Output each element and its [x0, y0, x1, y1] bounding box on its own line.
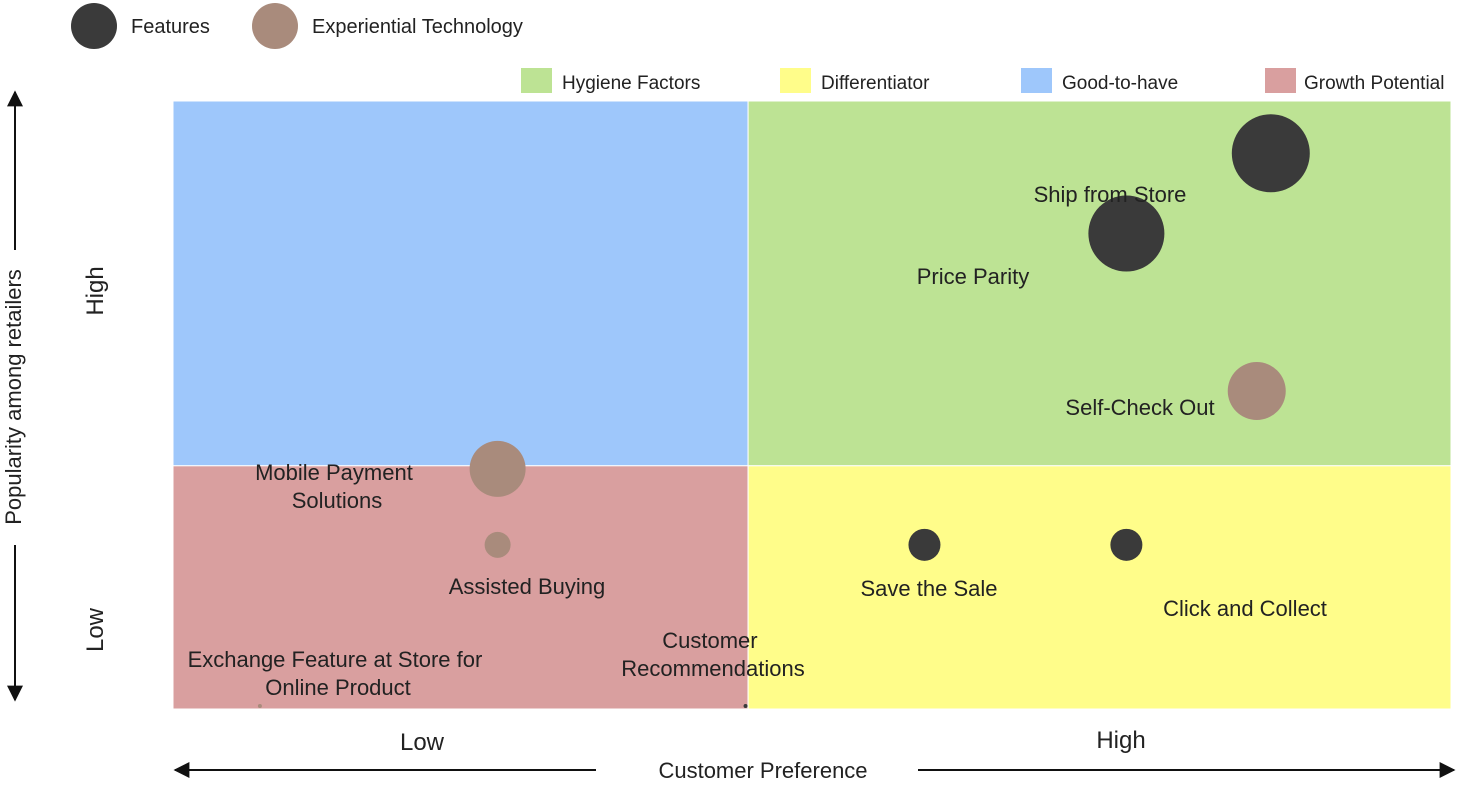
- bubble-save-the-sale: [908, 528, 941, 561]
- legend-swatch-hygiene-factors: [521, 68, 552, 93]
- y-axis: Popularity among retailers High Low: [1, 90, 109, 702]
- label-mobile-payment-solutions: Mobile Payment Solutions: [255, 460, 419, 513]
- legend-swatch-features: [71, 3, 117, 49]
- legend-label-differentiator: Differentiator: [821, 73, 930, 94]
- x-axis-label: Customer Preference: [658, 758, 867, 783]
- quadrant-backgrounds: [172, 100, 1452, 710]
- bubble-click-and-collect: [1110, 528, 1143, 561]
- legend-swatch-good-to-have: [1021, 68, 1052, 93]
- label-click-and-collect: Click and Collect: [1163, 596, 1327, 621]
- series-legend: Features Experiential Technology: [71, 3, 523, 49]
- label-price-parity: Price Parity: [917, 264, 1029, 289]
- y-tick-label-high: High: [82, 266, 109, 315]
- bubble-marks: [257, 114, 1310, 708]
- legend-label-experiential-technology: Experiential Technology: [312, 16, 523, 38]
- bubble-assisted-buying: [484, 531, 511, 558]
- quadrant-differentiator: [747, 465, 1452, 710]
- y-tick-label-low: Low: [82, 607, 109, 652]
- point-labels: Ship from Store Price Parity Save the Sa…: [188, 182, 1327, 700]
- label-customer-recommendations: Customer Recommendations: [621, 628, 804, 681]
- bubble-price-parity: [1088, 195, 1165, 272]
- label-save-the-sale: Save the Sale: [861, 576, 998, 601]
- label-self-check-out: Self-Check Out: [1065, 395, 1214, 420]
- x-axis: Customer Preference Low High: [173, 727, 1456, 783]
- bubble-exchange-feature-at-store-for-online-product: [257, 703, 262, 708]
- quadrant-legend: Hygiene Factors Differentiator Good-to-h…: [521, 68, 1444, 94]
- quadrant-hygiene-factors: [747, 100, 1452, 467]
- legend-label-features: Features: [131, 16, 210, 38]
- legend-swatch-experiential-technology: [252, 3, 298, 49]
- y-axis-label: Popularity among retailers: [1, 269, 26, 525]
- legend-label-good-to-have: Good-to-have: [1062, 73, 1178, 94]
- legend-swatch-growth-potential: [1265, 68, 1296, 93]
- legend-swatch-differentiator: [780, 68, 811, 93]
- label-ship-from-store: Ship from Store: [1034, 182, 1187, 207]
- bubble-mobile-payment-solutions: [469, 440, 526, 497]
- label-assisted-buying: Assisted Buying: [449, 574, 606, 599]
- label-exchange-feature: Exchange Feature at Store for Online Pro…: [188, 647, 489, 700]
- x-tick-label-high: High: [1096, 727, 1145, 754]
- quadrant-growth-potential: [172, 465, 749, 710]
- bubble-self-check-out: [1227, 362, 1286, 421]
- bubble-ship-from-store: [1231, 114, 1310, 193]
- quadrant-good-to-have: [172, 100, 749, 467]
- legend-label-growth-potential: Growth Potential: [1304, 73, 1444, 94]
- x-tick-label-low: Low: [400, 729, 445, 756]
- legend-label-hygiene-factors: Hygiene Factors: [562, 73, 700, 94]
- bubble-customer-recommendations: [743, 703, 748, 708]
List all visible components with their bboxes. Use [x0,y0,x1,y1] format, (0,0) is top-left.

━━━━━━━━

_Work to be completed_. Return every line of the material above word for word, leaving out the picture.

_Complete answer_.
Output each element and its [x0, y0, x1, y1] bounding box on its own line.
- bubble-save-the-sale: [908, 528, 941, 561]
- legend-swatch-hygiene-factors: [521, 68, 552, 93]
- y-axis: Popularity among retailers High Low: [1, 90, 109, 702]
- label-mobile-payment-solutions: Mobile Payment Solutions: [255, 460, 419, 513]
- legend-swatch-features: [71, 3, 117, 49]
- legend-label-differentiator: Differentiator: [821, 73, 930, 94]
- x-axis-label: Customer Preference: [658, 758, 867, 783]
- quadrant-backgrounds: [172, 100, 1452, 710]
- bubble-click-and-collect: [1110, 528, 1143, 561]
- legend-swatch-good-to-have: [1021, 68, 1052, 93]
- label-click-and-collect: Click and Collect: [1163, 596, 1327, 621]
- series-legend: Features Experiential Technology: [71, 3, 523, 49]
- label-price-parity: Price Parity: [917, 264, 1029, 289]
- y-tick-label-high: High: [82, 266, 109, 315]
- bubble-marks: [257, 114, 1310, 708]
- legend-label-experiential-technology: Experiential Technology: [312, 16, 523, 38]
- bubble-assisted-buying: [484, 531, 511, 558]
- quadrant-differentiator: [747, 465, 1452, 710]
- y-tick-label-low: Low: [82, 607, 109, 652]
- point-labels: Ship from Store Price Parity Save the Sa…: [188, 182, 1327, 700]
- label-customer-recommendations: Customer Recommendations: [621, 628, 804, 681]
- bubble-price-parity: [1088, 195, 1165, 272]
- label-save-the-sale: Save the Sale: [861, 576, 998, 601]
- label-self-check-out: Self-Check Out: [1065, 395, 1214, 420]
- x-axis: Customer Preference Low High: [173, 727, 1456, 783]
- bubble-exchange-feature-at-store-for-online-product: [257, 703, 262, 708]
- quadrant-legend: Hygiene Factors Differentiator Good-to-h…: [521, 68, 1444, 94]
- quadrant-hygiene-factors: [747, 100, 1452, 467]
- legend-label-features: Features: [131, 16, 210, 38]
- legend-swatch-experiential-technology: [252, 3, 298, 49]
- y-axis-label: Popularity among retailers: [1, 269, 26, 525]
- legend-label-good-to-have: Good-to-have: [1062, 73, 1178, 94]
- legend-swatch-growth-potential: [1265, 68, 1296, 93]
- legend-swatch-differentiator: [780, 68, 811, 93]
- label-ship-from-store: Ship from Store: [1034, 182, 1187, 207]
- bubble-mobile-payment-solutions: [469, 440, 526, 497]
- label-assisted-buying: Assisted Buying: [449, 574, 606, 599]
- label-exchange-feature: Exchange Feature at Store for Online Pro…: [188, 647, 489, 700]
- x-tick-label-high: High: [1096, 727, 1145, 754]
- quadrant-growth-potential: [172, 465, 749, 710]
- bubble-self-check-out: [1227, 362, 1286, 421]
- bubble-ship-from-store: [1231, 114, 1310, 193]
- quadrant-good-to-have: [172, 100, 749, 467]
- legend-label-growth-potential: Growth Potential: [1304, 73, 1444, 94]
- x-tick-label-low: Low: [400, 729, 445, 756]
- legend-label-hygiene-factors: Hygiene Factors: [562, 73, 700, 94]
- bubble-customer-recommendations: [743, 703, 748, 708]
List all visible components with their bboxes. Use [x0,y0,x1,y1] format, (0,0) is top-left.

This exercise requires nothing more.